(Extracted data entries)
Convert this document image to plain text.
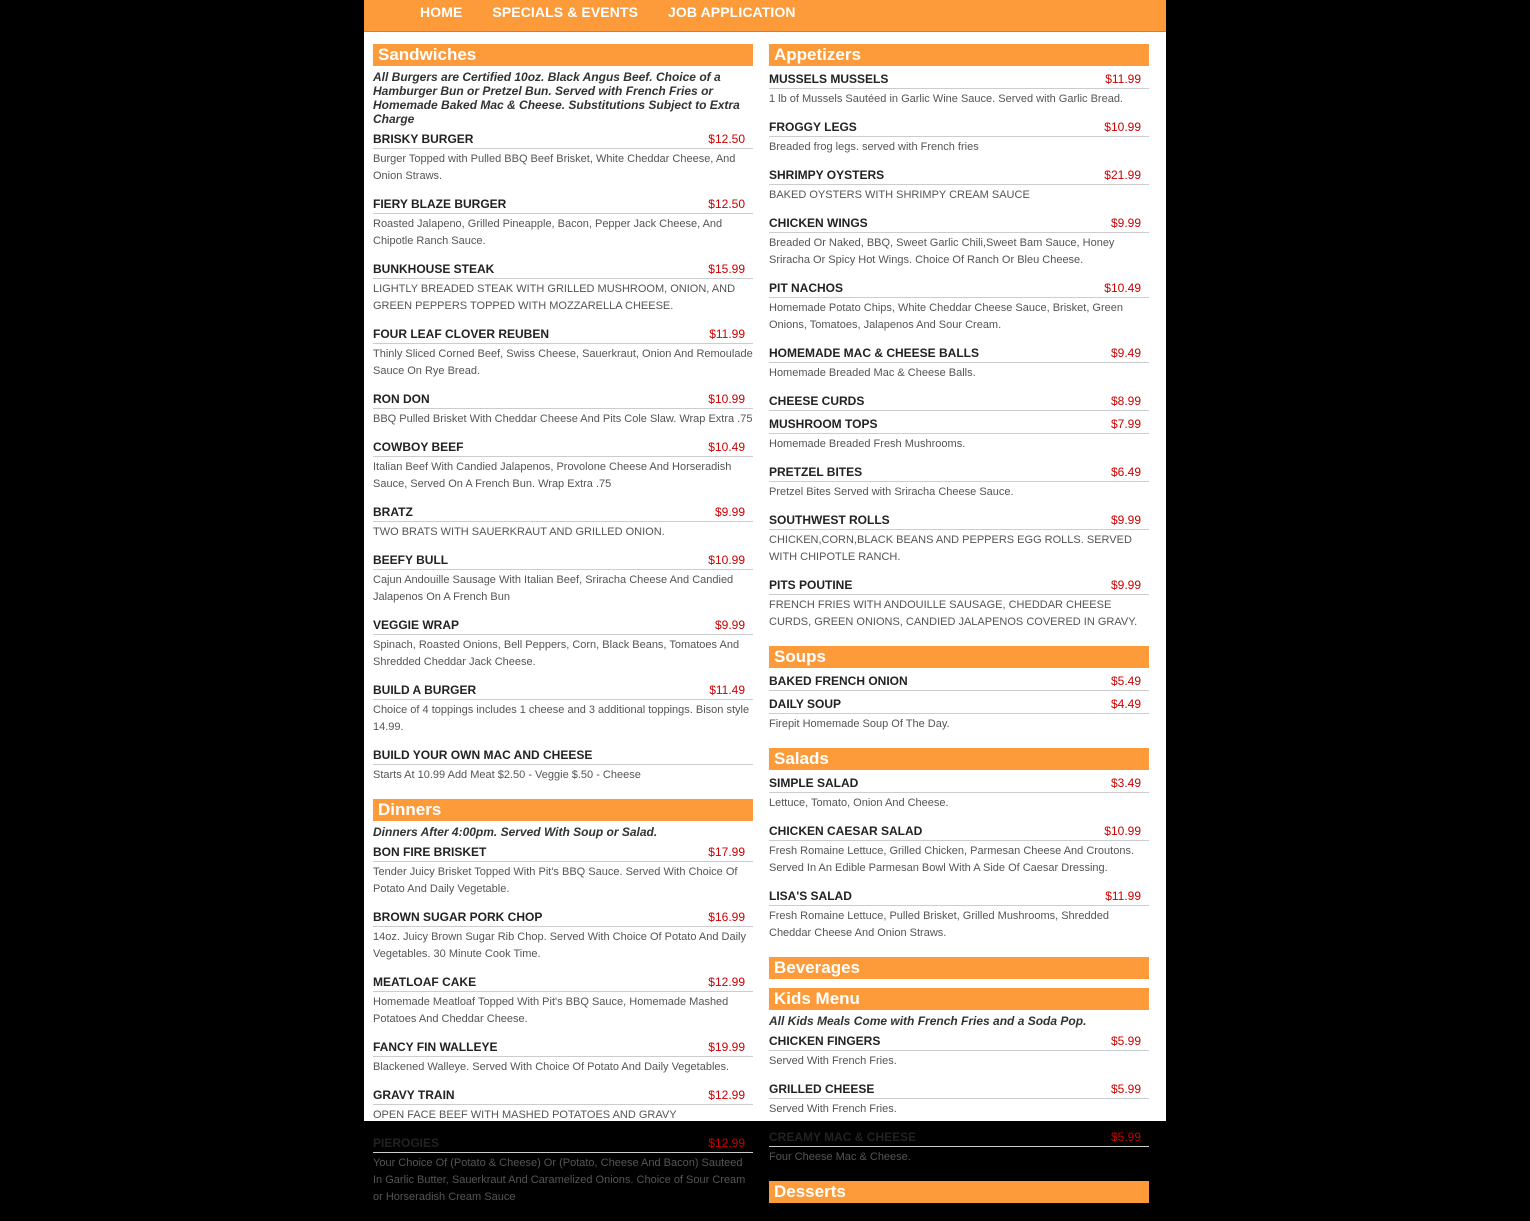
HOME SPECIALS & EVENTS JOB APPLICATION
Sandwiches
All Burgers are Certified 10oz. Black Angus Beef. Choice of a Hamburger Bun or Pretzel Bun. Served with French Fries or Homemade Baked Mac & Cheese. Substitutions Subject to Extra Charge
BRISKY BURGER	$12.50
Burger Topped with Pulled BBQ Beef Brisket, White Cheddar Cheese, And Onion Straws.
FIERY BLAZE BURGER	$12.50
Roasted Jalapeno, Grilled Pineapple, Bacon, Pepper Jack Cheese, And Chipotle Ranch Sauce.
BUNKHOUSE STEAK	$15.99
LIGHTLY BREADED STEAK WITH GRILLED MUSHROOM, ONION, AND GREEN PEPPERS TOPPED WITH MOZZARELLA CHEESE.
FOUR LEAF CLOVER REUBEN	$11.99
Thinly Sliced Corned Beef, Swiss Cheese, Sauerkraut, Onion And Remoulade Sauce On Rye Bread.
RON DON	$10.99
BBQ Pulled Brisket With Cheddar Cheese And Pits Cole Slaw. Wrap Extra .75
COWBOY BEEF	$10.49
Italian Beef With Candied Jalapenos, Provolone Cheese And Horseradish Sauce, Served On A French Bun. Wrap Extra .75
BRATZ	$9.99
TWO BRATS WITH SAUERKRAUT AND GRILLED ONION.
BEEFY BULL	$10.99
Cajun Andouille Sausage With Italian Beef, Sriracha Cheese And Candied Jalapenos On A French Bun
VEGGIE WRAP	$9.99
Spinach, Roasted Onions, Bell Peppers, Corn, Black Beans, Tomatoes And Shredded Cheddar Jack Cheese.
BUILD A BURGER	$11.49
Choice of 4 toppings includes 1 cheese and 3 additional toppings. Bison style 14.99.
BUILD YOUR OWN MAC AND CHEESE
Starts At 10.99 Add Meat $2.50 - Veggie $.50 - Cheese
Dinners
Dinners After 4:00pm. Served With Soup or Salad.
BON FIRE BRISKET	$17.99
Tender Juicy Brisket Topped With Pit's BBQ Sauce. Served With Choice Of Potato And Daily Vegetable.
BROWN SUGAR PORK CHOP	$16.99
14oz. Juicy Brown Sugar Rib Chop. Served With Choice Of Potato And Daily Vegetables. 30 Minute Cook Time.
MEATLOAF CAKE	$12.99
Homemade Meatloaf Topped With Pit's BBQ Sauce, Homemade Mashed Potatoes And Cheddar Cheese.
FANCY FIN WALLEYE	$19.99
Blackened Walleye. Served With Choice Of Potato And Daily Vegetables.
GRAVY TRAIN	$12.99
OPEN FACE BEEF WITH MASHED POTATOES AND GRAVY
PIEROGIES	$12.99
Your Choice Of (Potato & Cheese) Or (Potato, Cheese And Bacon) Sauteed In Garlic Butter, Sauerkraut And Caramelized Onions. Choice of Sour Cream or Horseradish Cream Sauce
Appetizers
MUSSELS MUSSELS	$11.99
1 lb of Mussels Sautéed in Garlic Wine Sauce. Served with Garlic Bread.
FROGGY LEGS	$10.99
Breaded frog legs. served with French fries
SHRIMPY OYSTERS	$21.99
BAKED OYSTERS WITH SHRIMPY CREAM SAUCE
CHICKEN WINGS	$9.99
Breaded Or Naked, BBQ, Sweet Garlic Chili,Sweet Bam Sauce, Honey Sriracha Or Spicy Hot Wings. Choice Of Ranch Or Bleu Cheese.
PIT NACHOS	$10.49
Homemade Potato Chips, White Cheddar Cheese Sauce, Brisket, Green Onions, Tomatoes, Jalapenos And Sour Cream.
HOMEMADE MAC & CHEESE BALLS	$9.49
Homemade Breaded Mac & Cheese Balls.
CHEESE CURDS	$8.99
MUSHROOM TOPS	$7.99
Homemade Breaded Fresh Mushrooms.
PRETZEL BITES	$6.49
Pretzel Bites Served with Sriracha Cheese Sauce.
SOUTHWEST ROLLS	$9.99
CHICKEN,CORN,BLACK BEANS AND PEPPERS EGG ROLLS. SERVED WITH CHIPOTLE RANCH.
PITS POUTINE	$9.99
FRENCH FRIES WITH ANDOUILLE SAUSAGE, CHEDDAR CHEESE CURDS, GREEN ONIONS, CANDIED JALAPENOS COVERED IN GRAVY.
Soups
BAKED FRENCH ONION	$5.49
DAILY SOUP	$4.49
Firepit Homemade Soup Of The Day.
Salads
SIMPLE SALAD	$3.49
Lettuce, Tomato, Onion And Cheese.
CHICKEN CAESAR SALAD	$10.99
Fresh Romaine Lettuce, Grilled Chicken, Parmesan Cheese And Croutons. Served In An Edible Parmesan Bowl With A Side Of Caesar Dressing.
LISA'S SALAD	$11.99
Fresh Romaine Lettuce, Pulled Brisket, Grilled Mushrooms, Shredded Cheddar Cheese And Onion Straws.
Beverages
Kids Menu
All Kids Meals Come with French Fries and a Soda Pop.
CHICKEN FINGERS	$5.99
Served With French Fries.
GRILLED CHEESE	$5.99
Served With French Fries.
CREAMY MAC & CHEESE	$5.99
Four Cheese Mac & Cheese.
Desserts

--

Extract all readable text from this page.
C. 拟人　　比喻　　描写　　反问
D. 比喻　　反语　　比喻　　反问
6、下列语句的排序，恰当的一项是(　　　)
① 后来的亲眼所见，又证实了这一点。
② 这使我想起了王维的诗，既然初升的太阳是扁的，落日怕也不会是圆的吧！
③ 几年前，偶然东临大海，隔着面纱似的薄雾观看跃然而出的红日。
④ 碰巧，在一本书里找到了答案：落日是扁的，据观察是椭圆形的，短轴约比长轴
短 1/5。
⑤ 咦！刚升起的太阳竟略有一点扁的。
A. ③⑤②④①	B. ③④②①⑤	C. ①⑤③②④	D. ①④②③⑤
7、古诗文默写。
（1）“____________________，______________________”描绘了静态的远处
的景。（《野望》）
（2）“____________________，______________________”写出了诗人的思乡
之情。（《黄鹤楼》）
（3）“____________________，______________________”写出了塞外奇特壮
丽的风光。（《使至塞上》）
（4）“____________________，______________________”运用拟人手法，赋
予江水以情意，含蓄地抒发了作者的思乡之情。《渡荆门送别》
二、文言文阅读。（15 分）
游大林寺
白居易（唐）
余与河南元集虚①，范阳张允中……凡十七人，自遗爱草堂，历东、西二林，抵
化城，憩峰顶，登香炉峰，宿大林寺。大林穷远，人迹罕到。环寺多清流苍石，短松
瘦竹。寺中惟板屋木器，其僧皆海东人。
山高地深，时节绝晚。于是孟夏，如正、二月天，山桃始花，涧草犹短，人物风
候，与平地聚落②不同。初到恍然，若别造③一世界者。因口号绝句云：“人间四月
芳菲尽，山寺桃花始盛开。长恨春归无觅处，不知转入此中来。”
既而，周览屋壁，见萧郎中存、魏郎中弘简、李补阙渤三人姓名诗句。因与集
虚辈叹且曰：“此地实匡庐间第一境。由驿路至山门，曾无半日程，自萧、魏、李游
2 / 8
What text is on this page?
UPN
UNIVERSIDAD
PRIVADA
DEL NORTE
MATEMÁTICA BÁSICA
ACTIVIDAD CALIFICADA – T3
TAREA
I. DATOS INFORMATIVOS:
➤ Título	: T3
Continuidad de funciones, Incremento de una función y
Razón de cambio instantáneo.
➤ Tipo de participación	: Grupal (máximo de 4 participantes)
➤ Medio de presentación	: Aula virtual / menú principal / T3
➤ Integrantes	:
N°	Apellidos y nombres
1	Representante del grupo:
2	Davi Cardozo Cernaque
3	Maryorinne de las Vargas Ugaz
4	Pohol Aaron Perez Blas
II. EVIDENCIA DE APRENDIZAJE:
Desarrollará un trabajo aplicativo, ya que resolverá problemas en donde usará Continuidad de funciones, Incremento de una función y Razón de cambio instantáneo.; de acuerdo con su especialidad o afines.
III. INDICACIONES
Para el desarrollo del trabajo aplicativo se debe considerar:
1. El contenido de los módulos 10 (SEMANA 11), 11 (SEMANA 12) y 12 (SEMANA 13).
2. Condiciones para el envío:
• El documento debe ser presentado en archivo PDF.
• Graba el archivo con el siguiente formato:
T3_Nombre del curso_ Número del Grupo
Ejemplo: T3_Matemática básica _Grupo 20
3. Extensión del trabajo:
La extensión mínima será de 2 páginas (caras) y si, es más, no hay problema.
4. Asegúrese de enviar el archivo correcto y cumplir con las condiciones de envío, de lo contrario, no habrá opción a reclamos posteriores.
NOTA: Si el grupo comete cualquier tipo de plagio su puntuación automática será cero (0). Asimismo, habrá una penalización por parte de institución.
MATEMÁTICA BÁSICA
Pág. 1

**What is needed**.
From the data above, copy each line that holds "habrá".

**Written reply**.
4. Asegúrese de enviar el archivo correcto y cumplir con las condiciones de envío, de lo contrario, no habrá opción a reclamos posteriores.
NOTA: Si el grupo comete cualquier tipo de plagio su puntuación automática será cero (0). Asimismo, habrá una penalización por parte de institución.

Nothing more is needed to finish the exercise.